**Given request**
Copy every line in which the string "Linkage" occurs.

Start Records for the exercise

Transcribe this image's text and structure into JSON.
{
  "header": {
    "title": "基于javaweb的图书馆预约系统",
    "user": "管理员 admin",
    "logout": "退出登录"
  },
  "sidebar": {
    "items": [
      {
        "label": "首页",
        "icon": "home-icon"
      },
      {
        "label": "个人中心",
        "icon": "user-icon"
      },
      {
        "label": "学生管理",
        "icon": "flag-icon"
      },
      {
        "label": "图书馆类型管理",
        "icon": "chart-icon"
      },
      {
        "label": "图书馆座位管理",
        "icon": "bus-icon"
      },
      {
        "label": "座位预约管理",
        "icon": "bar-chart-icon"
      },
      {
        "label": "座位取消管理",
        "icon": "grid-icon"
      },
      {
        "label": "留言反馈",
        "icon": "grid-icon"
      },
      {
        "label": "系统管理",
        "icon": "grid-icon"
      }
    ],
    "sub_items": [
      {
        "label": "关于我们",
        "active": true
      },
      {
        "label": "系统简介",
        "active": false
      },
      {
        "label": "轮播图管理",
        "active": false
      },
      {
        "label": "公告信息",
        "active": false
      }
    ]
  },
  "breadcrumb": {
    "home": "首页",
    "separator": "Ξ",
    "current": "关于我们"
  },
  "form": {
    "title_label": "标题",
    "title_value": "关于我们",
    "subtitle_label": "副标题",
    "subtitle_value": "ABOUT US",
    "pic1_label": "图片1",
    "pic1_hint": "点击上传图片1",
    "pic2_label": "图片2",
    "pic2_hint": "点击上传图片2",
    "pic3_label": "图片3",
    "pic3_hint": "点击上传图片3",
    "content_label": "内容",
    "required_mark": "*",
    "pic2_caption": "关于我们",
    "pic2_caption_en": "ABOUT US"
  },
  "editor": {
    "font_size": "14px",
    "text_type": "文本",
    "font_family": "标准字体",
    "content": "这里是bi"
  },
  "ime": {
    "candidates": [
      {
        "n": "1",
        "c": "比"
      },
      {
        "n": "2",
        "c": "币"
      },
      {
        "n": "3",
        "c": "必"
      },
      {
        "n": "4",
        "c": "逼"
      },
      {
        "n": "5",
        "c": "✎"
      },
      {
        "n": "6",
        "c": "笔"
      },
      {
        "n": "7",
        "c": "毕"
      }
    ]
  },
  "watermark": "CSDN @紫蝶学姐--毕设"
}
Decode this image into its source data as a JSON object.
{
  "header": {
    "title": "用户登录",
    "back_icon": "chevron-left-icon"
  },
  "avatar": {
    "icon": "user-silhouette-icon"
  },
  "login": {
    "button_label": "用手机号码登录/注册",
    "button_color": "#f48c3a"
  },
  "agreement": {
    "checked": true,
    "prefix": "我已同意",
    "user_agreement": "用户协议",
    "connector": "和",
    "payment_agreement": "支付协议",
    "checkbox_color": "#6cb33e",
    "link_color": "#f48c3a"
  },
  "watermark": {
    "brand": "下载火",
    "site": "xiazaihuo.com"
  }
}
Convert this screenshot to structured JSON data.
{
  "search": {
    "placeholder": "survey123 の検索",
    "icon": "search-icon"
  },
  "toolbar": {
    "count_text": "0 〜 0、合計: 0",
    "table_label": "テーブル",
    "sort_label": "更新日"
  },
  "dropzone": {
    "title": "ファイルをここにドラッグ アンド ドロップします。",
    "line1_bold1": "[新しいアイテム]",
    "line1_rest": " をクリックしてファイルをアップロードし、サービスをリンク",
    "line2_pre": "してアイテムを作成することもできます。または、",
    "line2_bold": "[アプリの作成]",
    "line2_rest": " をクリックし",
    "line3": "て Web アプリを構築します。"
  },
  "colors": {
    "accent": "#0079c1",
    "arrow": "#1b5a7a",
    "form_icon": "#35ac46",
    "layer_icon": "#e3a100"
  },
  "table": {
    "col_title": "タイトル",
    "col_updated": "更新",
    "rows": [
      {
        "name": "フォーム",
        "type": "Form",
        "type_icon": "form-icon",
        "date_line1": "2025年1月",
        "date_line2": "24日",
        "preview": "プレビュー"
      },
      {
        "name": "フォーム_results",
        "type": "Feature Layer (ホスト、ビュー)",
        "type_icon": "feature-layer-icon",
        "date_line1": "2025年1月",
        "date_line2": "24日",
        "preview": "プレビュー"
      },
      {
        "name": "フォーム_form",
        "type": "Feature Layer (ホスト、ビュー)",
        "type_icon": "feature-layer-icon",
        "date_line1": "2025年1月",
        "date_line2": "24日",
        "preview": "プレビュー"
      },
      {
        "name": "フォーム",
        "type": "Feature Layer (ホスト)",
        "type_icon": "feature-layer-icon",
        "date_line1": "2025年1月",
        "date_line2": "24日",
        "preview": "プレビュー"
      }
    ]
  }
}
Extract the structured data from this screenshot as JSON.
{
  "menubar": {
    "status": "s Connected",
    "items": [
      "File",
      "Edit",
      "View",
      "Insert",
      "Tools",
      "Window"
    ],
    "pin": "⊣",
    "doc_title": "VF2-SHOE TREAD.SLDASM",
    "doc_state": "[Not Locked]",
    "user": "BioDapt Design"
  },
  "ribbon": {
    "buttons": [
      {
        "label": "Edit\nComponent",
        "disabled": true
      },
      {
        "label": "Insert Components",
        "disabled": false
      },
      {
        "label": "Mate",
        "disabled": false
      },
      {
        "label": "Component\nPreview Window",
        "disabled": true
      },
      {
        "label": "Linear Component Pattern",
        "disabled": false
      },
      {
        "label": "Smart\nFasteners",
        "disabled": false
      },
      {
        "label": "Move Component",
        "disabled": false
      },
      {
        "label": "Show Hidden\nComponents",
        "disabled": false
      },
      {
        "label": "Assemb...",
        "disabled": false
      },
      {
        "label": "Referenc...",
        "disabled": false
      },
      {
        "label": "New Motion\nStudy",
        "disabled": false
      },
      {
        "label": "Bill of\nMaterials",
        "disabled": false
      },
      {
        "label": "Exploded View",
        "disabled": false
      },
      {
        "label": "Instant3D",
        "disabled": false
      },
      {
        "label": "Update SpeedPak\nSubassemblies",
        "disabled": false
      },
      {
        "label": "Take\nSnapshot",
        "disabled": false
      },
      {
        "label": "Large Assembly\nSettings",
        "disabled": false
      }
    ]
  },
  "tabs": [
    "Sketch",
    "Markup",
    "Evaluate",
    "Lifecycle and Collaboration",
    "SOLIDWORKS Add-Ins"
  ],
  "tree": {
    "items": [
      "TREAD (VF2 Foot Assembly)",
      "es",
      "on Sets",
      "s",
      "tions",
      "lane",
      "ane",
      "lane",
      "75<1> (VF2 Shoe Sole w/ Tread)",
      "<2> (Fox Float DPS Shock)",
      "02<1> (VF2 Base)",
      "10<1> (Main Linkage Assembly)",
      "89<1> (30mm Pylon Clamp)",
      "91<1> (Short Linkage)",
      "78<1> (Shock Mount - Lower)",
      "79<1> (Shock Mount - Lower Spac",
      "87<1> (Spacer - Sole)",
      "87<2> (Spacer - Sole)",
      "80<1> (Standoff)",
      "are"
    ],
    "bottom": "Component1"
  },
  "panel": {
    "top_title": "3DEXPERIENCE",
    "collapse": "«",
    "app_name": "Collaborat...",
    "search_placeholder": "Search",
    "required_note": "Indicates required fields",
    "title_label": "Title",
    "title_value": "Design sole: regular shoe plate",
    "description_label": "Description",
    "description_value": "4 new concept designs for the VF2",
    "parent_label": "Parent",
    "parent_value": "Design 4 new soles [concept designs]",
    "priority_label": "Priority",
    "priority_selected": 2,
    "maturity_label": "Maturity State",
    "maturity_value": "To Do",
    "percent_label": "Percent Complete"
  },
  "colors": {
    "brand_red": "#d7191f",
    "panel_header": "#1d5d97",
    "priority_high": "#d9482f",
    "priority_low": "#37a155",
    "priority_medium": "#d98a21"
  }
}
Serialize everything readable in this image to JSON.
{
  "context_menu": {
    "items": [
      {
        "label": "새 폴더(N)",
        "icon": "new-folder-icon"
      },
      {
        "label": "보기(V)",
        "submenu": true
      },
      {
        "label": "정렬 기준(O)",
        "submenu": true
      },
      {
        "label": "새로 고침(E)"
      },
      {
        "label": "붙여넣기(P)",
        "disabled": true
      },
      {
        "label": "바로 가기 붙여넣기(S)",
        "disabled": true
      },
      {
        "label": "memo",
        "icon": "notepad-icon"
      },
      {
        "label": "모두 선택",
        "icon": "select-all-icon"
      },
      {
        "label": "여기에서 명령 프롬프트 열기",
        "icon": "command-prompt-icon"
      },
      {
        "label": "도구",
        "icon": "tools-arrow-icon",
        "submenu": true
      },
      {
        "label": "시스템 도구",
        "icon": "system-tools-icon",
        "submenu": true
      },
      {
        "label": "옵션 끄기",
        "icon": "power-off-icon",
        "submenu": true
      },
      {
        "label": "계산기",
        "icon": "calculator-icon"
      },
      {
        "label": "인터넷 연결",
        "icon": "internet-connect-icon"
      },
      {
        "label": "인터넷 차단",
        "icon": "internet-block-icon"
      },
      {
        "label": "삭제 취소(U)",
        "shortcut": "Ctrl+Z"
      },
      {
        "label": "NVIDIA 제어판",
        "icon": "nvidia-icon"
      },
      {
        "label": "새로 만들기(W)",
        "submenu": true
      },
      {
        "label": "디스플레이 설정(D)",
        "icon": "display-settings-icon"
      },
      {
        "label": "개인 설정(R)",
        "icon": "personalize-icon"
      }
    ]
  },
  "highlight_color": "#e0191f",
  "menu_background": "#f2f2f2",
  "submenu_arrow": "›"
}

End Records for the exercise

**Task answer**
      "10<1> (Main Linkage Assembly)",
      "91<1> (Short Linkage)",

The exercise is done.